*To do:*
Please list all lines of the material below in which the string "specific" occurs.

_ _ _ _

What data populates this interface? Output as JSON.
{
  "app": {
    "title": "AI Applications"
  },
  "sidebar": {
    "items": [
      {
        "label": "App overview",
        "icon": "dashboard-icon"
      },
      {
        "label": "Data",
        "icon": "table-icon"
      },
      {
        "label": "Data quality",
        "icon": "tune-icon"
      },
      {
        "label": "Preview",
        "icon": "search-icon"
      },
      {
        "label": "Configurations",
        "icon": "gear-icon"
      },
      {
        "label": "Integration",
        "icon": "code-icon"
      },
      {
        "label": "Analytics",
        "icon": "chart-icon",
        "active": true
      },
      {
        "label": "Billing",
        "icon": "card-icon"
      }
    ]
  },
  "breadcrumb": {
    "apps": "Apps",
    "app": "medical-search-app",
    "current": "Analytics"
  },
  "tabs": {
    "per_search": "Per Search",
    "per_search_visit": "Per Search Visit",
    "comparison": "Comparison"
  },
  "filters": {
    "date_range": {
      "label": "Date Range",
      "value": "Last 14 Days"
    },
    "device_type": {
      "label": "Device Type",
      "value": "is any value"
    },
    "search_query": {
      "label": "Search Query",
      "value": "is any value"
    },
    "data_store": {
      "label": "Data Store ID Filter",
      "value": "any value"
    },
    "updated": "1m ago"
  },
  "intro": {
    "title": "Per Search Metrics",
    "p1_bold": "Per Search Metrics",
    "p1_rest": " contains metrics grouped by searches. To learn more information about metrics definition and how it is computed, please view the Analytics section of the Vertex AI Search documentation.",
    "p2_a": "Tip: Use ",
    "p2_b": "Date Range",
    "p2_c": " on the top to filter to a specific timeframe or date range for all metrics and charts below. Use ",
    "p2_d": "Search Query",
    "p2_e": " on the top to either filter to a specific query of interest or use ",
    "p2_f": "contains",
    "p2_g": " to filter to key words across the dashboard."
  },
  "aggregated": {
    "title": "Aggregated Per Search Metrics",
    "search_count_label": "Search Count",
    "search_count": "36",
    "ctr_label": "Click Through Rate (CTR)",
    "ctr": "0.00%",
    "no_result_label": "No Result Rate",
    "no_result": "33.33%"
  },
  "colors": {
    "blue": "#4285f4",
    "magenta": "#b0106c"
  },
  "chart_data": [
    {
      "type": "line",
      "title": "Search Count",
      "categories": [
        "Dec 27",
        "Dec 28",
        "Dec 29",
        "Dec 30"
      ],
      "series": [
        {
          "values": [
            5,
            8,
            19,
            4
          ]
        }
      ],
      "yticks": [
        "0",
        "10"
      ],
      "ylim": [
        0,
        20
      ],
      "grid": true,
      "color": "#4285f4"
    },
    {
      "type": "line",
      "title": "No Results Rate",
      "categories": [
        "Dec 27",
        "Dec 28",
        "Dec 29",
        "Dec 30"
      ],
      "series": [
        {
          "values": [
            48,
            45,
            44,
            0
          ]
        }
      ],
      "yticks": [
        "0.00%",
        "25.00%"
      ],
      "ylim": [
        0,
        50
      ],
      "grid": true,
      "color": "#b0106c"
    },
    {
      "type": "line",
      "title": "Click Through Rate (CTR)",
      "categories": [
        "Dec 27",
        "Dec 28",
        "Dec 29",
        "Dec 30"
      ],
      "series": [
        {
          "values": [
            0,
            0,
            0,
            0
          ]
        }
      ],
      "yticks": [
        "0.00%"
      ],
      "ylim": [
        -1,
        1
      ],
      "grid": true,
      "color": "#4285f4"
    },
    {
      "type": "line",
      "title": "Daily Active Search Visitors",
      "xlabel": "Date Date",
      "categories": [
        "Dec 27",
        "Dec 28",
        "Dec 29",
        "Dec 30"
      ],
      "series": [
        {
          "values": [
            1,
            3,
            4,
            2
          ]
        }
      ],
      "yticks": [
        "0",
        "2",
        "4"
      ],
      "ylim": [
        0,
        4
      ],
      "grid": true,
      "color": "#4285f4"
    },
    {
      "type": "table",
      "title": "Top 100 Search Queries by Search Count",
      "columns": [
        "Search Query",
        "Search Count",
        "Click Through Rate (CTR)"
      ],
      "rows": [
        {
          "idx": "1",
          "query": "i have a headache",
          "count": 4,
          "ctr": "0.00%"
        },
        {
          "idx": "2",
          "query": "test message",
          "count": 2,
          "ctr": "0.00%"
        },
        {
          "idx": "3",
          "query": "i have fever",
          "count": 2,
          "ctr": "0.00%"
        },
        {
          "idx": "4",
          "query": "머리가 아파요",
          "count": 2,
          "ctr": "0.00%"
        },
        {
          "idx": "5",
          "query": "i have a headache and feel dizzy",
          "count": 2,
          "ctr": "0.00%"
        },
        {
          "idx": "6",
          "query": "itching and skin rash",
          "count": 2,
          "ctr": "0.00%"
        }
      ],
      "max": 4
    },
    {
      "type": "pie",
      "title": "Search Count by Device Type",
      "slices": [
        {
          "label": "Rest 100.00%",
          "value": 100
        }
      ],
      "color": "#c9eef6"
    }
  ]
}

_ _ _ _

*Answer to the task:*
    "p2_c": " on the top to filter to a specific timeframe or date range for all metrics and charts below. Use ",
    "p2_e": " on the top to either filter to a specific query of interest or use ",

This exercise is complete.